= In-memory processing =

Processing data technology

The term in-memory processing is used for two different things:

1. In computer science, in-memory processing, also called compute-in-memory (CIM) or processing-in-memory (PIM), is a computer architecture in which data operations are available directly on the data memory, rather than having to be transferred to CPU registers first. This may improve the power usage and performance of moving data between the processor and the main memory.
2. In software engineering, in-memory processing is a software architecture where a database is kept entirely in random-access memory (RAM) or flash memory so that usual accesses, in particular read or query operations, do not require access to disk storage. This may allow faster data operations such as joins, and faster reporting and decision-making in business.

Extremely large datasets may be divided between co-operating systems as in-memory data grids.

==Hardware (PIM)==
PIM could be implemented by:

- Processing-using-memory (PuM)
  - Adding limited processing capability (e.g., floating-point multiplication units, 4K row operations such as copy or zero, bitwise operations on two rows) to conventional memory modules (e.g., DIMM modules); or
  - Adding processing capability to memory controllers so that the data that is accessed does not need to be forwarded to the CPU or affect the CPU' cache, but is dealt with immediately.

- Processing-near-memory (PnM)
  - 3D arrangements of silicon with memory layers and processing layers.

=== Application of in-memory technology in everyday life ===
In-memory processing techniques are frequently used by modern smartphones and tablets to improve application performance. This can result in speedier app loading times and more enjoyable user experiences.

- In-memory processing may be used by gaming consoles such as the PlayStation and Xbox to improve game speed. Rapid data access is critical for providing a smooth game experience.

> **Extracted material**:
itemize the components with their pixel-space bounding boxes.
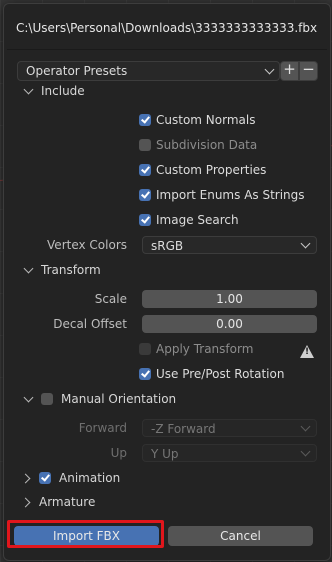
- forward-dropdown[interactable]: -Z Forward: [142, 419, 317, 437]
- decal-offset-label: Decal Offset: [53, 317, 127, 331]
- chevron-right-icon: [20, 497, 31, 507]
- vertex-colors-dropdown[interactable]: sRGB: [142, 236, 317, 254]
- up-label: Up: [110, 446, 127, 460]
- custom-properties-checkbox[interactable]: Custom Properties: [139, 161, 266, 179]
- manual-orientation-checkbox[interactable]: [41, 393, 53, 405]
- import-button-highlight: [7, 520, 164, 548]
- operator-presets-label: Operator Presets: [26, 64, 128, 78]
- checkbox-checked-icon: [139, 164, 151, 176]
- animation-section-header[interactable]: Animation: [20, 469, 121, 487]
- manual-orientation-header-label: Manual Orientation: [61, 392, 177, 406]
- forward-label: Forward: [78, 421, 127, 435]
- checkbox-checked-icon: [139, 368, 151, 380]
- up-dropdown[interactable]: Y Up: [142, 444, 317, 462]
- checkbox-unchecked-icon: [139, 139, 151, 151]
- forward-value: -Z Forward: [151, 422, 216, 436]
- chevron-down-icon: [23, 263, 34, 273]
- up-value: Y Up: [151, 447, 179, 461]
- custom-normals-checkbox[interactable]: Custom Normals: [139, 111, 255, 129]
- transform-section-header[interactable]: Transform: [22, 261, 101, 279]
- apply-transform-checkbox[interactable]: Apply Transform: [139, 340, 253, 358]
- subdivision-data-checkbox[interactable]: Subdivision Data: [139, 136, 257, 154]
- scale-field[interactable]: 1.00: [142, 290, 317, 308]
- include-section-header[interactable]: Include: [22, 82, 85, 100]
- animation-checkbox[interactable]: [39, 472, 51, 484]
- armature-header-label: Armature: [39, 495, 96, 509]
- manual-orientation-section-header[interactable]: Manual Orientation: [22, 390, 176, 408]
- chevron-down-icon: [23, 84, 34, 94]
- use-prepost-rotation-label: Use Pre/Post Rotation: [156, 367, 285, 381]
- subdivision-data-label: Subdivision Data: [156, 138, 258, 152]
- checkbox-checked-icon: [139, 214, 151, 226]
- import-enums-checkbox[interactable]: Import Enums As Strings: [139, 186, 305, 204]
- add-preset-button[interactable]: +: [280, 60, 299, 81]
- vertex-colors-value: sRGB: [151, 239, 184, 253]
- minus-icon: −: [302, 60, 315, 78]
- animation-header-label: Animation: [59, 471, 121, 485]
- custom-normals-label: Custom Normals: [156, 113, 256, 127]
- chevron-down-icon: [300, 446, 311, 457]
- remove-preset-button[interactable]: −: [299, 60, 318, 81]
- armature-section-header[interactable]: Armature: [20, 493, 96, 511]
- chevron-down-icon: [300, 238, 311, 249]
- image-search-label: Image Search: [156, 213, 239, 227]
- plus-icon: +: [283, 60, 296, 78]
- dialog-title: C:\Users\Personal\Downloads\333333333333…: [16, 21, 318, 35]
- custom-properties-label: Custom Properties: [156, 163, 267, 177]
- chevron-down-icon: [23, 392, 34, 402]
- include-header-label: Include: [41, 84, 85, 98]
- warning-icon: !: [300, 345, 314, 358]
- checkbox-checked-icon: [139, 114, 151, 126]
- operator-presets-dropdown[interactable]: Operator Presets: [17, 61, 280, 81]
- title-divider: [7, 49, 327, 50]
- transform-header-label: Transform: [41, 263, 101, 277]
- chevron-right-icon: [20, 473, 31, 483]
- use-prepost-rotation-checkbox[interactable]: Use Pre/Post Rotation: [139, 365, 284, 383]
- image-search-checkbox[interactable]: Image Search: [139, 211, 239, 229]
- vertex-colors-label: Vertex Colors: [47, 238, 127, 252]
- checkbox-unchecked-icon: [139, 343, 151, 355]
- apply-transform-label: Apply Transform: [156, 342, 254, 356]
- chevron-down-icon: [300, 421, 311, 432]
- cancel-button[interactable]: Cancel: [168, 526, 313, 546]
- checkbox-checked-icon: [139, 189, 151, 201]
- fbx-import-dialog: C:\Users\Personal\Downloads\333333333333…: [3, 3, 331, 561]
- chevron-down-icon: [264, 64, 275, 75]
- decal-offset-field[interactable]: 0.00: [142, 315, 317, 333]
- scale-label: Scale: [94, 292, 127, 306]
- import-enums-label: Import Enums As Strings: [156, 188, 305, 202]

> **Tasks to complete**:
A) Translate this sentence from the in-memory processing article into Spanish: "Extremely large datasets may be divided between co-operating systems as in-memory data grids."
B) According to the in-memory processing article, what two other names are used for in-memory processing in computer science?
C) Go on with the in-memory processing article from the end of its last sentence.

> **Task answers**:
A) Los conjuntos de datos extremadamente grandes pueden dividirse entre sistemas que cooperan, en forma de mallas de datos en memoria.

B) Compute-in-memory (CIM) and processing-in-memory (PIM).

C)
- Certain wearable devices, like smartwatches and fitness trackers, may incorporate in-memory processing to swiftly process sensor data and provide real-time feedback to users. Several commonplace gadgets use in-memory processing to improve performance and responsiveness.

- In-memory processing is used by smart TVs to enhance interface navigation and content delivery. It is used in digital cameras for real-time image processing, filtering, and effects. Voice-activated assistants and other home automation systems may benefit from faster understanding and response to user orders.

- In-memory processing is also used by embedded systems in appliances and high-end digital cameras for efficient data handling. Through in-memory processing techniques, certain IoT devices prioritize fast data processing and response times.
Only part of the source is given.